Collect each line holding the string "Coinbase".

──────── Available records ────────

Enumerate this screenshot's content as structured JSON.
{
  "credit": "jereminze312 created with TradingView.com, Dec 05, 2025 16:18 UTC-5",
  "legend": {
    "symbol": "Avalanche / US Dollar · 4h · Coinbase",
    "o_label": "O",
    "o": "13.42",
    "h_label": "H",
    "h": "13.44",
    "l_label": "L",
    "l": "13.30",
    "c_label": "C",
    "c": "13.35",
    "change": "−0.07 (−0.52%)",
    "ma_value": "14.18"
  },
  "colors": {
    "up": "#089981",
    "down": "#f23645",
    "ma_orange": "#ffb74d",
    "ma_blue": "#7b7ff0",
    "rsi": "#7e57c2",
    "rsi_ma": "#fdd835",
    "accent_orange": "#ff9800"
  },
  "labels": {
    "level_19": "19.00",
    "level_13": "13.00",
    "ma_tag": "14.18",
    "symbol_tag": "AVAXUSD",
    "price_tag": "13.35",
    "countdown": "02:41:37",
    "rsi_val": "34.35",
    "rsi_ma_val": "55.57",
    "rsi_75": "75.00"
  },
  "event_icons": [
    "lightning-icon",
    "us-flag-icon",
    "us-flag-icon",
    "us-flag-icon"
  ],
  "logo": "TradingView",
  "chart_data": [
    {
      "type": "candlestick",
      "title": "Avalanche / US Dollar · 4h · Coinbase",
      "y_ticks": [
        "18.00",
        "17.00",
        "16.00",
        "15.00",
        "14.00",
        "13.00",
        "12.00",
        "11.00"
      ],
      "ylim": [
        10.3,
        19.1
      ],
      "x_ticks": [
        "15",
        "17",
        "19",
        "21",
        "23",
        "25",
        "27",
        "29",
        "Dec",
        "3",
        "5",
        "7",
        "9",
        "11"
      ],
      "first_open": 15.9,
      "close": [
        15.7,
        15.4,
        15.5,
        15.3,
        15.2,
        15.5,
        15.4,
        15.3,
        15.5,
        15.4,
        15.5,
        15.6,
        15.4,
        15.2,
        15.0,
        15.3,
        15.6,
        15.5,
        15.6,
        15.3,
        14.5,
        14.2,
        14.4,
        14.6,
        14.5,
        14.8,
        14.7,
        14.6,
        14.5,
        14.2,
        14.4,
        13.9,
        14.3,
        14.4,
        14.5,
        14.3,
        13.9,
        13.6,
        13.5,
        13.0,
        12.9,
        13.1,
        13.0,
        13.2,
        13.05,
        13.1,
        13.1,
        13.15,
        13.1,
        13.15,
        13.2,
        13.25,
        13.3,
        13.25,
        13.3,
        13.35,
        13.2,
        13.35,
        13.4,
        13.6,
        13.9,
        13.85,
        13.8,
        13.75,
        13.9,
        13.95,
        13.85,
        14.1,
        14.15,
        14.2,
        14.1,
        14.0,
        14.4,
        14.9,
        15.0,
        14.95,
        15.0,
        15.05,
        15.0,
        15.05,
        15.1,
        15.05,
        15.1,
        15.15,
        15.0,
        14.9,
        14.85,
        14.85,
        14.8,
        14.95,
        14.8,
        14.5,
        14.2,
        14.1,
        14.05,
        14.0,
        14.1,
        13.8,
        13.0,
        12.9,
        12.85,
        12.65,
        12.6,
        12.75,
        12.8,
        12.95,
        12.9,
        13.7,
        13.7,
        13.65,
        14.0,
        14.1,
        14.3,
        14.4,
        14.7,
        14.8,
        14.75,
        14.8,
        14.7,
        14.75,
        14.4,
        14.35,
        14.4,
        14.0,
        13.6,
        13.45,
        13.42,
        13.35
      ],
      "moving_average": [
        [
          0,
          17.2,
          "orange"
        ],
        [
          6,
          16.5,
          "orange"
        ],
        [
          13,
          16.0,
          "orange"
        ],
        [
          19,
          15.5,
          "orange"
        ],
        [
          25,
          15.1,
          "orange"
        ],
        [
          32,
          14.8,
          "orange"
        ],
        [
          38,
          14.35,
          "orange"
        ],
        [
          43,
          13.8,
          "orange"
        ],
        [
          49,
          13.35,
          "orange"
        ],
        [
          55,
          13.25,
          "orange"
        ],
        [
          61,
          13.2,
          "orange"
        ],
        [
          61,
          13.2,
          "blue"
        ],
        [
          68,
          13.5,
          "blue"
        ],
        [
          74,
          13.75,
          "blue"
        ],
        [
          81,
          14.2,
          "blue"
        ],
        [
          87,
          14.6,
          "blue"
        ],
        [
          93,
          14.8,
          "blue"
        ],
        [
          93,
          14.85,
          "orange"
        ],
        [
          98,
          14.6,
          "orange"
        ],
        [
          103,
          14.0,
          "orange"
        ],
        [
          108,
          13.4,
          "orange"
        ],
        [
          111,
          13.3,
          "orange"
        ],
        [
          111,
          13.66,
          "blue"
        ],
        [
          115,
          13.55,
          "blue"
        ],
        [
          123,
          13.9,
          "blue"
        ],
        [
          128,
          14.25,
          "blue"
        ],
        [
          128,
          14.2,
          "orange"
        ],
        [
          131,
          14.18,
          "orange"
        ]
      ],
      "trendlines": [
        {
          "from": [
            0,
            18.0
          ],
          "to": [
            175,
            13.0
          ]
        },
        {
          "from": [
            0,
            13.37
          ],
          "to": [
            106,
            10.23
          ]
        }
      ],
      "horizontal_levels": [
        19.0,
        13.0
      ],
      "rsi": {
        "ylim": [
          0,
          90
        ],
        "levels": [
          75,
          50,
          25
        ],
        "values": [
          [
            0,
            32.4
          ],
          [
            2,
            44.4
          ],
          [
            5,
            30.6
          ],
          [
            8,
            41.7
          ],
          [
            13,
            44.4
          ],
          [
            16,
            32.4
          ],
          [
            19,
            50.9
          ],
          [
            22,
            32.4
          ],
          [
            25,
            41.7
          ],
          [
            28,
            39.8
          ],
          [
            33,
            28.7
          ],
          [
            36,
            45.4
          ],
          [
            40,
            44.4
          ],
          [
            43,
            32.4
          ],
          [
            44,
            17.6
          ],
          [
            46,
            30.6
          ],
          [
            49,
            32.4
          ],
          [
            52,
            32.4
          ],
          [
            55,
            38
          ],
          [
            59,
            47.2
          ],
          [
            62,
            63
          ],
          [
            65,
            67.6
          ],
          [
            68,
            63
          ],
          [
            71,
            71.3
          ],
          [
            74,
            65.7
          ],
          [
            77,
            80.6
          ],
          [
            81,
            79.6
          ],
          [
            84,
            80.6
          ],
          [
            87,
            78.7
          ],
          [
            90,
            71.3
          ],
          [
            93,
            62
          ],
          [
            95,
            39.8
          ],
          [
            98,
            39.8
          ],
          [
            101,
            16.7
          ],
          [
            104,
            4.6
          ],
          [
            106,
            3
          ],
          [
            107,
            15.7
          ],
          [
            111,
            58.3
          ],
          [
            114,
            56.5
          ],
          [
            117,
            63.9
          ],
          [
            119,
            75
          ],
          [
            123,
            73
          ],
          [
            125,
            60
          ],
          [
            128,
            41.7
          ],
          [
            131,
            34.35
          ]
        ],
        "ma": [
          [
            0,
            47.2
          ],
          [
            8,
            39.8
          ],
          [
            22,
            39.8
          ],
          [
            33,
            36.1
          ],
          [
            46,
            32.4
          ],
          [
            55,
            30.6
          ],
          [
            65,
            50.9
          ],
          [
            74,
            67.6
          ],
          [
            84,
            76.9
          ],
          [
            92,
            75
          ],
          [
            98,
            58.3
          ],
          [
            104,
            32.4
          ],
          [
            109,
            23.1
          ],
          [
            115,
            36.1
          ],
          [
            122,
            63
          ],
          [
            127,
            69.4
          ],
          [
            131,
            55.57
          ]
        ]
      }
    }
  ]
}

────────

# [Final result]
    "symbol": "Avalanche / US Dollar · 4h · Coinbase",
      "title": "Avalanche / US Dollar · 4h · Coinbase",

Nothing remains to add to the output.